EXERCISE TASK: Identify, in the records below, every line where the string "color" appears, and copy each such line.

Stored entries
※ ※ ※

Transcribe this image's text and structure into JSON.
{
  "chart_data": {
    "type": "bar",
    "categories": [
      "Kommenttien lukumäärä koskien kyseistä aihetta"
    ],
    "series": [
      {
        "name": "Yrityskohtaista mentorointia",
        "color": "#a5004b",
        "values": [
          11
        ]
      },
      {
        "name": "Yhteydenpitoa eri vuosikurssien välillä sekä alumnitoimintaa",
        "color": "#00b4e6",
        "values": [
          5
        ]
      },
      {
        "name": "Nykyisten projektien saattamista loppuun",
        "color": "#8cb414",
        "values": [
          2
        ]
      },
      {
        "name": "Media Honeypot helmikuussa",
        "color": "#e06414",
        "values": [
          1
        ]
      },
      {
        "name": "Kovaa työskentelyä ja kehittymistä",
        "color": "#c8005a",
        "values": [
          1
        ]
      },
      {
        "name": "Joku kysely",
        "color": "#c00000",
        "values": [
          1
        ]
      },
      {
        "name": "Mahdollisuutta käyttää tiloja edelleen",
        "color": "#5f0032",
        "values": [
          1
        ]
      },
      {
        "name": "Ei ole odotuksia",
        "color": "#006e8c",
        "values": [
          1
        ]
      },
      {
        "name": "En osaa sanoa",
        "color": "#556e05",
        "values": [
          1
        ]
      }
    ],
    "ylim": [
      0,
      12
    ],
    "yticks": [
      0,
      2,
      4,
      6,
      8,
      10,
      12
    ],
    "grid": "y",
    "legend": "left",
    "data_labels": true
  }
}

※ ※ ※

RESPONSE TO THE TASK:
        "color": "#a5004b",
        "color": "#00b4e6",
        "color": "#8cb414",
        "color": "#e06414",
        "color": "#c8005a",
        "color": "#c00000",
        "color": "#5f0032",
        "color": "#006e8c",
        "color": "#556e05",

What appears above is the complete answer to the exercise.